In the entries below, identify every line with the string "content" and copy it.

--- Records for the exercise ---

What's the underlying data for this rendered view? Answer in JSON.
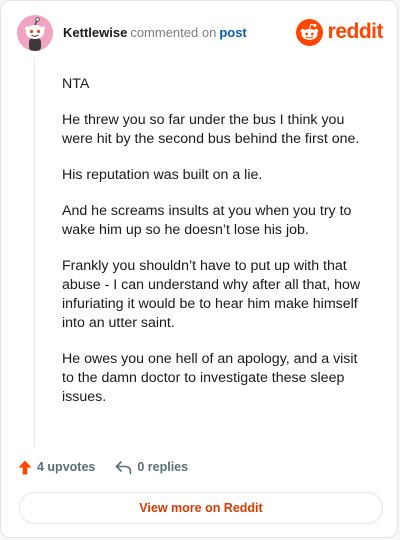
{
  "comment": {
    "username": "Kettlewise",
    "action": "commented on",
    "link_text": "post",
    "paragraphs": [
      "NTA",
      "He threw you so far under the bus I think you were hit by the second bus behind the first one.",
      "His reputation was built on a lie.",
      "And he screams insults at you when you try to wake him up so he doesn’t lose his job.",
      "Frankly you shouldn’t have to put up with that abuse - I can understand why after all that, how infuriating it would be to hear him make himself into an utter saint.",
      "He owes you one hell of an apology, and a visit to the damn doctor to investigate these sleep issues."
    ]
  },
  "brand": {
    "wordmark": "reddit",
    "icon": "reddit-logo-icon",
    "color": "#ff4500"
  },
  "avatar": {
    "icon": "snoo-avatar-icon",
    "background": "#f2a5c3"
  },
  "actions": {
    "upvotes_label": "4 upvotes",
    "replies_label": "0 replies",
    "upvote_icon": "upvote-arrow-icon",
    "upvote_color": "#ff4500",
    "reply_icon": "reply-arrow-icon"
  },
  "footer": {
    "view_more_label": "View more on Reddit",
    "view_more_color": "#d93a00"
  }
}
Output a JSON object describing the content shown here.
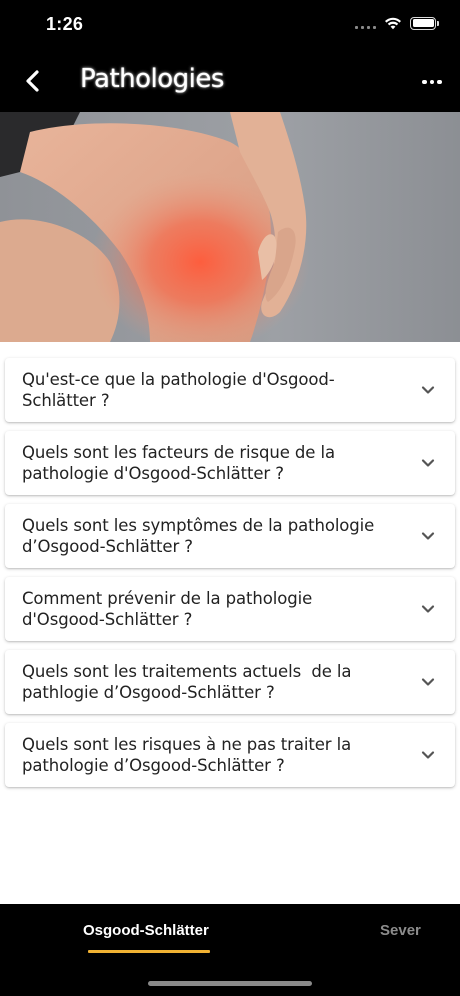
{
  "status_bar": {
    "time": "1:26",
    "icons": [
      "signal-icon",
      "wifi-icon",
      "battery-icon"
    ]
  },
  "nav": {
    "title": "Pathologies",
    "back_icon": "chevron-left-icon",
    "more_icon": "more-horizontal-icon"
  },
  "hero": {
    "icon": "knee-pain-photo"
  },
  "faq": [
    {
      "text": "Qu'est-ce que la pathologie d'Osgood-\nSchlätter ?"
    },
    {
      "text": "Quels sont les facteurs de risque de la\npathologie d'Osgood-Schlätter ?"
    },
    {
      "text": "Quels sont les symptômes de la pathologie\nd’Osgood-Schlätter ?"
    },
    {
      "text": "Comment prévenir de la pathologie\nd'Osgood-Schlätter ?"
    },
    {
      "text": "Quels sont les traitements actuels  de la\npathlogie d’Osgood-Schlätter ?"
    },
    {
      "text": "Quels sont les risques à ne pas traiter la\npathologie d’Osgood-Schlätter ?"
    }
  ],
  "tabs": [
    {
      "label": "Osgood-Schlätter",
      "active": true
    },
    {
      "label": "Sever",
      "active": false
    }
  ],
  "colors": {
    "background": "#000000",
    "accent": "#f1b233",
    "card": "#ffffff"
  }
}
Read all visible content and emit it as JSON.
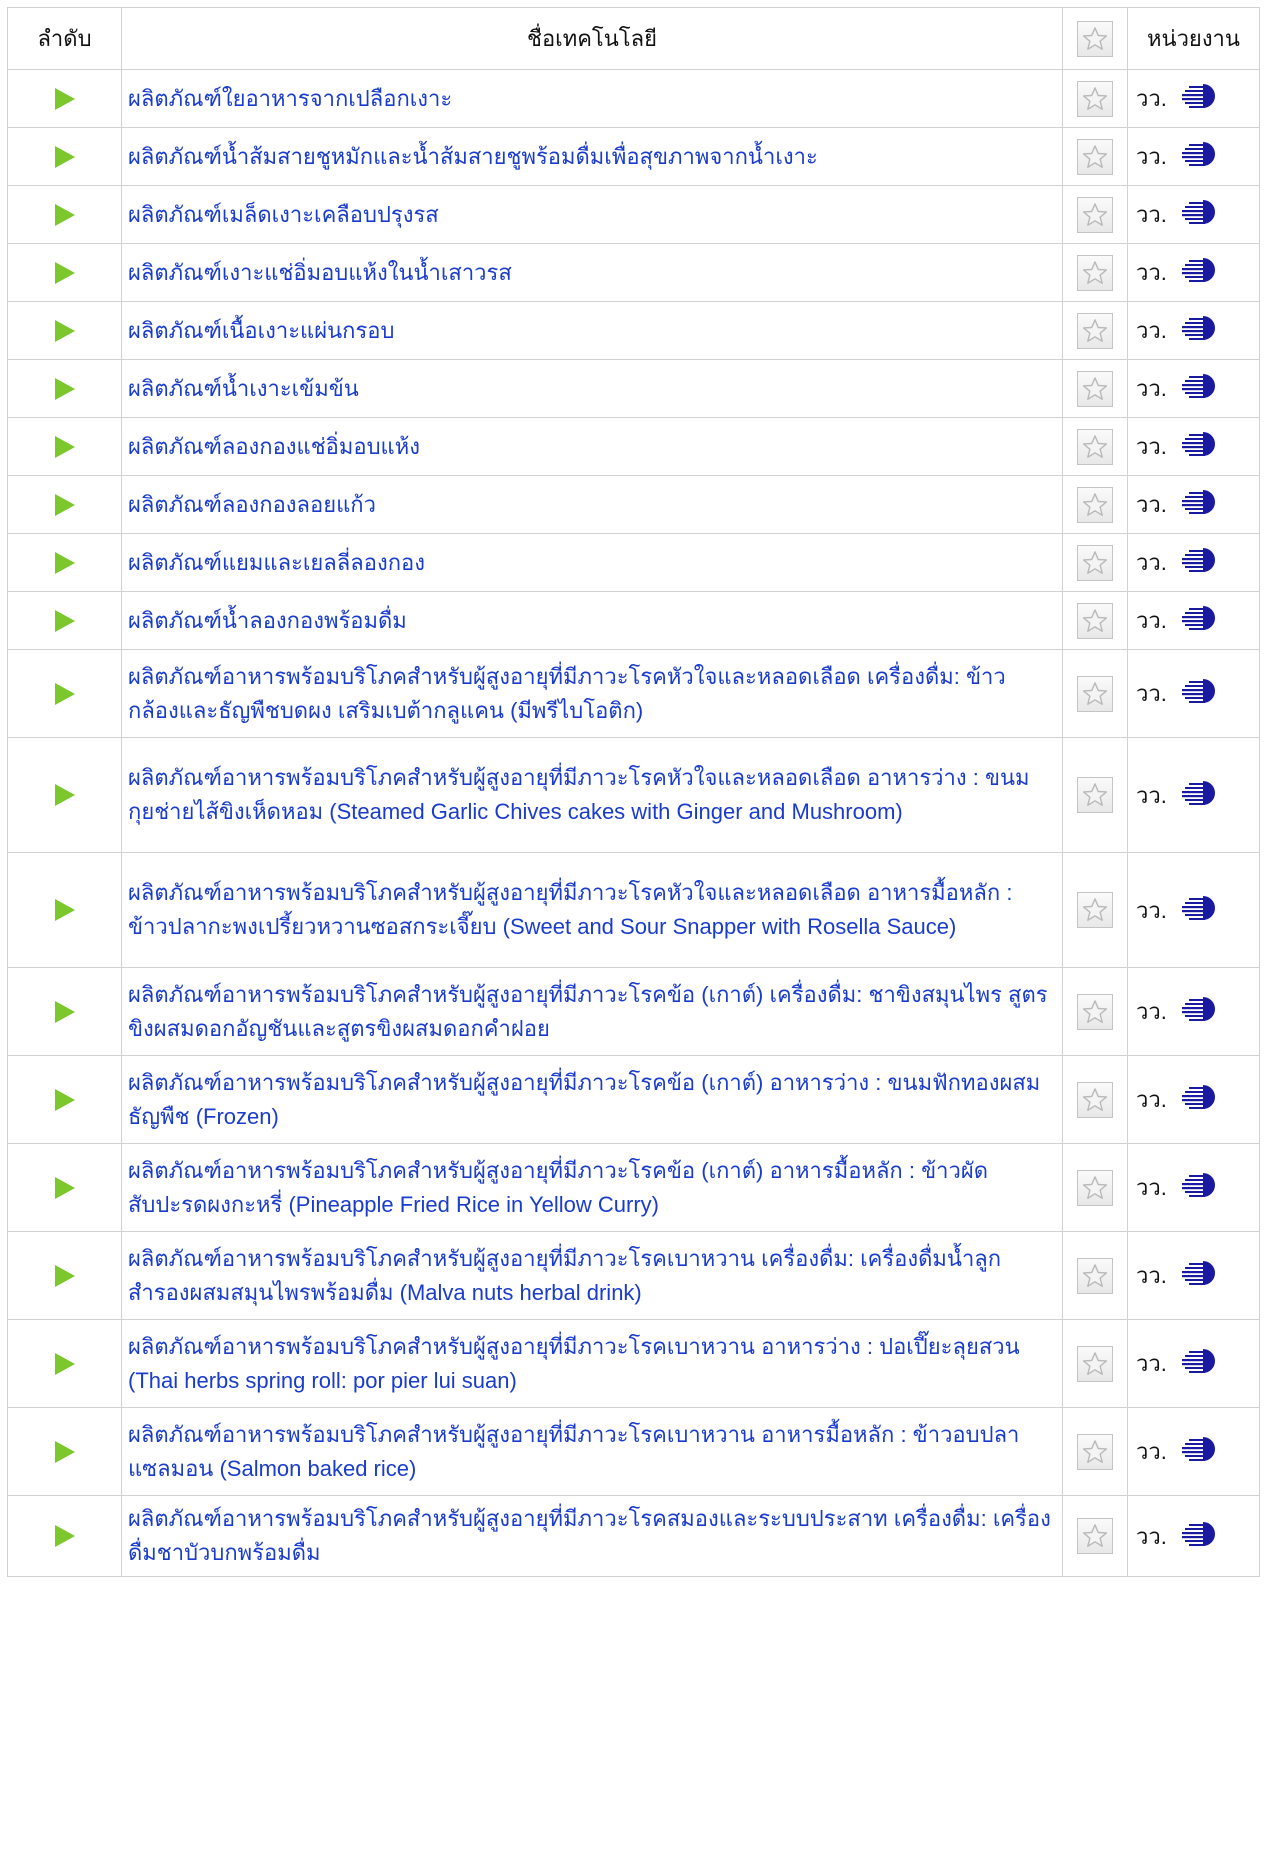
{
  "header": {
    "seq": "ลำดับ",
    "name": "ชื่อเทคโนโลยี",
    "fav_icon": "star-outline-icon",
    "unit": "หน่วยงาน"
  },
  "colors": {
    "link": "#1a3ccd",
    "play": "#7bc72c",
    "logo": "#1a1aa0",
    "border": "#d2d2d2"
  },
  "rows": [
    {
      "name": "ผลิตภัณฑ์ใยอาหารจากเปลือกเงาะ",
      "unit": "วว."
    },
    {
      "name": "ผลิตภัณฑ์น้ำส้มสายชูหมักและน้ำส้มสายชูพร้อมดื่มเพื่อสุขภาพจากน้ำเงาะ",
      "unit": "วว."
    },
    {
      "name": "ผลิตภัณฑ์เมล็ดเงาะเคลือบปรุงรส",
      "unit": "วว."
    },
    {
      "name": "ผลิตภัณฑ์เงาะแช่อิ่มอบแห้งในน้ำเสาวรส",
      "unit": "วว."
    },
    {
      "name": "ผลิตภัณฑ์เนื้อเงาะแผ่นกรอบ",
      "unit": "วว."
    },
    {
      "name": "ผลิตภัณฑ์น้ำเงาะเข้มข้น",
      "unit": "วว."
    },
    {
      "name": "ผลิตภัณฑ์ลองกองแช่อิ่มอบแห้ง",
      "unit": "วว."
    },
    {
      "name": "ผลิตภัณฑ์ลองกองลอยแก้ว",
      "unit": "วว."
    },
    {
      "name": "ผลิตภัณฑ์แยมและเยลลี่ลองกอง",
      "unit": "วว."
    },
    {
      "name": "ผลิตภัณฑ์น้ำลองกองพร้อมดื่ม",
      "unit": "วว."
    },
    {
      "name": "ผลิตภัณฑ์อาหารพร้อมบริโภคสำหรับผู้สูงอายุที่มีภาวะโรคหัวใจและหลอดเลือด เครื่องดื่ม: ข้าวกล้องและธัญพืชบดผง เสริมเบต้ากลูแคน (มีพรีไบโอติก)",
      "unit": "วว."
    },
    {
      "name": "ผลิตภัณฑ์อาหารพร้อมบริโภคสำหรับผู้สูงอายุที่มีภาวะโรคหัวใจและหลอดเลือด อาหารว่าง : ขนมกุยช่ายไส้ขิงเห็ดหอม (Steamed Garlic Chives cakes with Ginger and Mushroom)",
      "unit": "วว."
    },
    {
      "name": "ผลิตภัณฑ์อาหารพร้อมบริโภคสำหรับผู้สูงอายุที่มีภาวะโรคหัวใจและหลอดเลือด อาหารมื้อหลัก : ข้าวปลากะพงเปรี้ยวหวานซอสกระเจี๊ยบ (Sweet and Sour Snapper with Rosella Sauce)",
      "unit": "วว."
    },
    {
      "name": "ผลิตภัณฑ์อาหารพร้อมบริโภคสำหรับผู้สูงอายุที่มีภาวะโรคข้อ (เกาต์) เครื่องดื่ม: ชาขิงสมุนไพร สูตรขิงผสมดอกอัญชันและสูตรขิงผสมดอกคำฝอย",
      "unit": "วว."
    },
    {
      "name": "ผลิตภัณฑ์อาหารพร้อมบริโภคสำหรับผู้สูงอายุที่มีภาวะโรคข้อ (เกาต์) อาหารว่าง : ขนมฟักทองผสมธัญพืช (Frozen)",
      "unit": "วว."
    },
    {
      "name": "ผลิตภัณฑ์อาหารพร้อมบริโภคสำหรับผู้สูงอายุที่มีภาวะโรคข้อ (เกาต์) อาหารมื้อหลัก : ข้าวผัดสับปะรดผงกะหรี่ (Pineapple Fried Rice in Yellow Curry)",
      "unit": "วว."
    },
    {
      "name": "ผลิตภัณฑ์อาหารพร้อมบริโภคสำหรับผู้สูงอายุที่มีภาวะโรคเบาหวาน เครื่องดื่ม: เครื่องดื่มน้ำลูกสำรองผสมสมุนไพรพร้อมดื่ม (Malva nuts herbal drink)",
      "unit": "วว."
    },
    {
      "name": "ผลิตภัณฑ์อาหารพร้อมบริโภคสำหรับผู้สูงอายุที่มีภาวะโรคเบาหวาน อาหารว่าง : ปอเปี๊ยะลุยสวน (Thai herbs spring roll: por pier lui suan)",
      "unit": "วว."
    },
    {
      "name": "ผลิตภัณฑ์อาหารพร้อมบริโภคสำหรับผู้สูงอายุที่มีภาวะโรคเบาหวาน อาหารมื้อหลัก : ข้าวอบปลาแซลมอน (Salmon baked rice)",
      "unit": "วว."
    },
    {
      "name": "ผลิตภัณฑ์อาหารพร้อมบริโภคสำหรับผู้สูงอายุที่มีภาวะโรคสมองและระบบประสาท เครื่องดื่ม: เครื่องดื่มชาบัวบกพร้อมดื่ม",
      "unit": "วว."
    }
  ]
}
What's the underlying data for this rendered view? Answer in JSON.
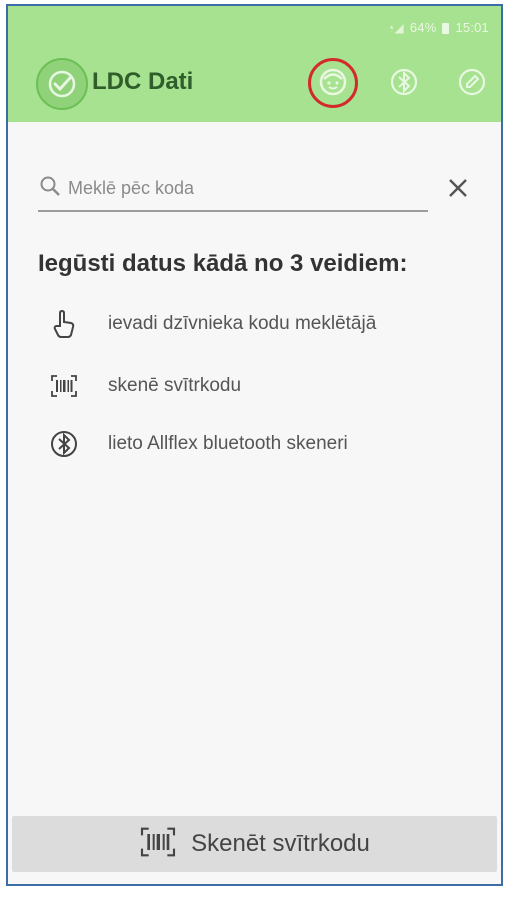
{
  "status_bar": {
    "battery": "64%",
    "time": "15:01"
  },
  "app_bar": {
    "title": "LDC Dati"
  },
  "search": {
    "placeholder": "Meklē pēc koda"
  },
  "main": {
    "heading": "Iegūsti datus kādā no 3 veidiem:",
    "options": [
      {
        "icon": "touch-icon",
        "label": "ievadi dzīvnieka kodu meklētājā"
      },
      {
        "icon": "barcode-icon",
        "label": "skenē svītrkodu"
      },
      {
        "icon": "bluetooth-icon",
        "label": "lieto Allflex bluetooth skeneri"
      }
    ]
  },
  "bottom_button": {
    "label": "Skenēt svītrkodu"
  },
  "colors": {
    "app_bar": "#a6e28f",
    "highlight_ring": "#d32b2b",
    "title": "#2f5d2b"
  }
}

---

Full solution:
Output a JSON object describing the content shown here.
Read all visible content and emit it as JSON.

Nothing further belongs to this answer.